TO BE DONE:
Quote the records beneath, complete and exact. Leave out images.

* Start MATERIAL SHOWN *

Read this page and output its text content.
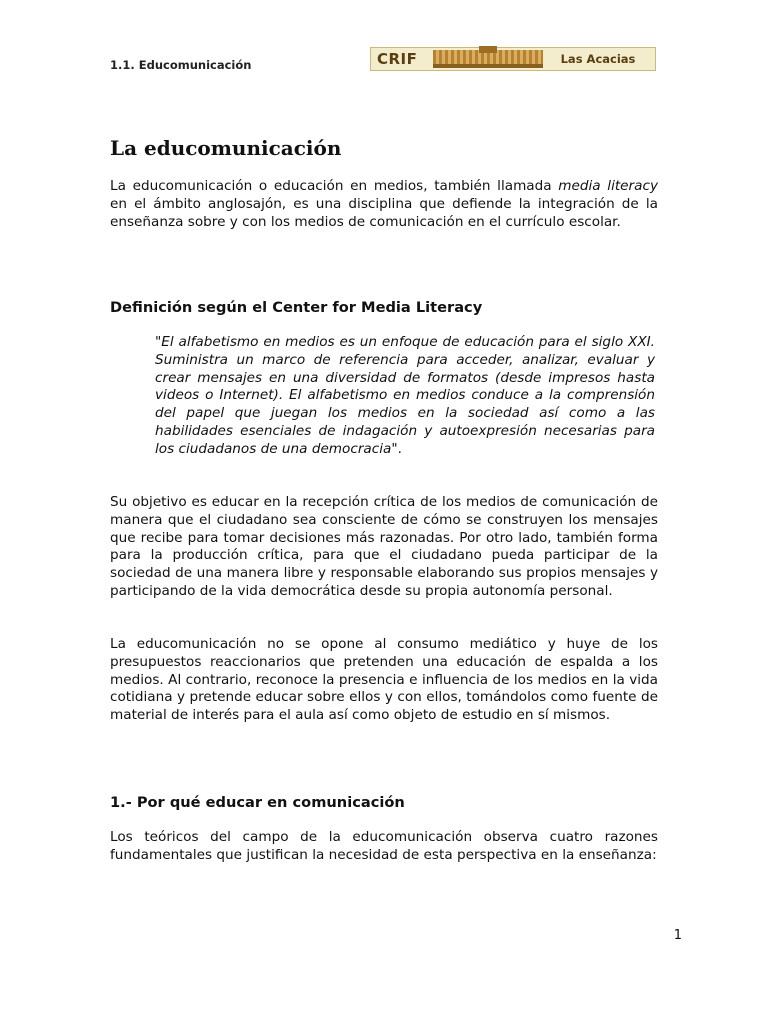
1.1. Educomunicación	CRIF	Las Acacias
La educomunicación

La educomunicación o educación en medios, también llamada media literacy en el ámbito anglosajón, es una disciplina que defiende la integración de la enseñanza sobre y con los medios de comunicación en el currículo escolar.

Definición según el Center for Media Literacy
"El alfabetismo en medios es un enfoque de educación para el siglo XXI. Suministra un marco de referencia para acceder, analizar, evaluar y crear mensajes en una diversidad de formatos (desde impresos hasta videos o Internet). El alfabetismo en medios conduce a la comprensión del papel que juegan los medios en la sociedad así como a las habilidades esenciales de indagación y autoexpresión necesarias para los ciudadanos de una democracia".

Su objetivo es educar en la recepción crítica de los medios de comunicación de manera que el ciudadano sea consciente de cómo se construyen los mensajes que recibe para tomar decisiones más razonadas. Por otro lado, también forma para la producción crítica, para que el ciudadano pueda participar de la sociedad de una manera libre y responsable elaborando sus propios mensajes y participando de la vida democrática desde su propia autonomía personal.

La educomunicación no se opone al consumo mediático y huye de los presupuestos reaccionarios que pretenden una educación de espalda a los medios. Al contrario, reconoce la presencia e influencia de los medios en la vida cotidiana y pretende educar sobre ellos y con ellos, tomándolos como fuente de material de interés para el aula así como objeto de estudio en sí mismos.

1.- Por qué educar en comunicación

Los teóricos del campo de la educomunicación observa cuatro razones fundamentales que justifican la necesidad de esta perspectiva en la enseñanza:

1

* End MATERIAL SHOWN *

FINISHED TASK:
Read this page and output its text content.
1.1. Educomunicación	CRIF	Las Acacias
La educomunicación

La educomunicación o educación en medios, también llamada media literacy en el ámbito anglosajón, es una disciplina que defiende la integración de la enseñanza sobre y con los medios de comunicación en el currículo escolar.

Definición según el Center for Media Literacy
"El alfabetismo en medios es un enfoque de educación para el siglo XXI. Suministra un marco de referencia para acceder, analizar, evaluar y crear mensajes en una diversidad de formatos (desde impresos hasta videos o Internet). El alfabetismo en medios conduce a la comprensión del papel que juegan los medios en la sociedad así como a las habilidades esenciales de indagación y autoexpresión necesarias para los ciudadanos de una democracia".

Su objetivo es educar en la recepción crítica de los medios de comunicación de manera que el ciudadano sea consciente de cómo se construyen los mensajes que recibe para tomar decisiones más razonadas. Por otro lado, también forma para la producción crítica, para que el ciudadano pueda participar de la sociedad de una manera libre y responsable elaborando sus propios mensajes y participando de la vida democrática desde su propia autonomía personal.

La educomunicación no se opone al consumo mediático y huye de los presupuestos reaccionarios que pretenden una educación de espalda a los medios. Al contrario, reconoce la presencia e influencia de los medios en la vida cotidiana y pretende educar sobre ellos y con ellos, tomándolos como fuente de material de interés para el aula así como objeto de estudio en sí mismos.

1.- Por qué educar en comunicación

Los teóricos del campo de la educomunicación observa cuatro razones fundamentales que justifican la necesidad de esta perspectiva en la enseñanza:

1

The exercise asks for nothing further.